▶ [DATASET ROWS]
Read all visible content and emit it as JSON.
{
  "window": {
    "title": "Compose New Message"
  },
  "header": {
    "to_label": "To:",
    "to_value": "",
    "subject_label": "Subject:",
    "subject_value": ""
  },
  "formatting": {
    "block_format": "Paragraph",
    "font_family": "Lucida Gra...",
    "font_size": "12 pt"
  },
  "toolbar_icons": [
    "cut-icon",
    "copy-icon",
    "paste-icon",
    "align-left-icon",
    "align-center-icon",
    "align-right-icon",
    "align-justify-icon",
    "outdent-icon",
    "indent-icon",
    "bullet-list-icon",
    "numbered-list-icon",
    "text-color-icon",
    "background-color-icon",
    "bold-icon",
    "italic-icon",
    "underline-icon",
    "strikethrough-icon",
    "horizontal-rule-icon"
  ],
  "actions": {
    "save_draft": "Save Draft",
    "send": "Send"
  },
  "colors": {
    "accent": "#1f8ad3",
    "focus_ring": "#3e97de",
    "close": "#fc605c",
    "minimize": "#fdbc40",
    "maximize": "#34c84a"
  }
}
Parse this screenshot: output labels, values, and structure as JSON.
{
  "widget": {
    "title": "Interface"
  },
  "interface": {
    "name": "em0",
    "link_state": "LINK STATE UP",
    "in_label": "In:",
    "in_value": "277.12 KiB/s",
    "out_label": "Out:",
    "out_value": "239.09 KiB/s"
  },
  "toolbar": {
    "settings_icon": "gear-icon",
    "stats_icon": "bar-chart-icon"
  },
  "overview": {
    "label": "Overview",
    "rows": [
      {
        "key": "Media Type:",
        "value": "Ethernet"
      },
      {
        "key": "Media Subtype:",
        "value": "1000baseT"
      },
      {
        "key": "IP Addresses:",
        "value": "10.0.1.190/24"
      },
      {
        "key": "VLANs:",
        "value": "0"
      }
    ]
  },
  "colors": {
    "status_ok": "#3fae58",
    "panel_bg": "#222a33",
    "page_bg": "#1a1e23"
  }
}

▶ [EXERCISE PROMPT]
Print the entries exactly. Include every one.

▶ [THE REPLY]
Read all visible content and emit it as JSON.
{
  "window": {
    "title": "Compose New Message"
  },
  "header": {
    "to_label": "To:",
    "to_value": "",
    "subject_label": "Subject:",
    "subject_value": ""
  },
  "formatting": {
    "block_format": "Paragraph",
    "font_family": "Lucida Gra...",
    "font_size": "12 pt"
  },
  "toolbar_icons": [
    "cut-icon",
    "copy-icon",
    "paste-icon",
    "align-left-icon",
    "align-center-icon",
    "align-right-icon",
    "align-justify-icon",
    "outdent-icon",
    "indent-icon",
    "bullet-list-icon",
    "numbered-list-icon",
    "text-color-icon",
    "background-color-icon",
    "bold-icon",
    "italic-icon",
    "underline-icon",
    "strikethrough-icon",
    "horizontal-rule-icon"
  ],
  "actions": {
    "save_draft": "Save Draft",
    "send": "Send"
  },
  "colors": {
    "accent": "#1f8ad3",
    "focus_ring": "#3e97de",
    "close": "#fc605c",
    "minimize": "#fdbc40",
    "maximize": "#34c84a"
  }
}
Parse this screenshot: output labels, values, and structure as JSON.
{
  "widget": {
    "title": "Interface"
  },
  "interface": {
    "name": "em0",
    "link_state": "LINK STATE UP",
    "in_label": "In:",
    "in_value": "277.12 KiB/s",
    "out_label": "Out:",
    "out_value": "239.09 KiB/s"
  },
  "toolbar": {
    "settings_icon": "gear-icon",
    "stats_icon": "bar-chart-icon"
  },
  "overview": {
    "label": "Overview",
    "rows": [
      {
        "key": "Media Type:",
        "value": "Ethernet"
      },
      {
        "key": "Media Subtype:",
        "value": "1000baseT"
      },
      {
        "key": "IP Addresses:",
        "value": "10.0.1.190/24"
      },
      {
        "key": "VLANs:",
        "value": "0"
      }
    ]
  },
  "colors": {
    "status_ok": "#3fae58",
    "panel_bg": "#222a33",
    "page_bg": "#1a1e23"
  }
}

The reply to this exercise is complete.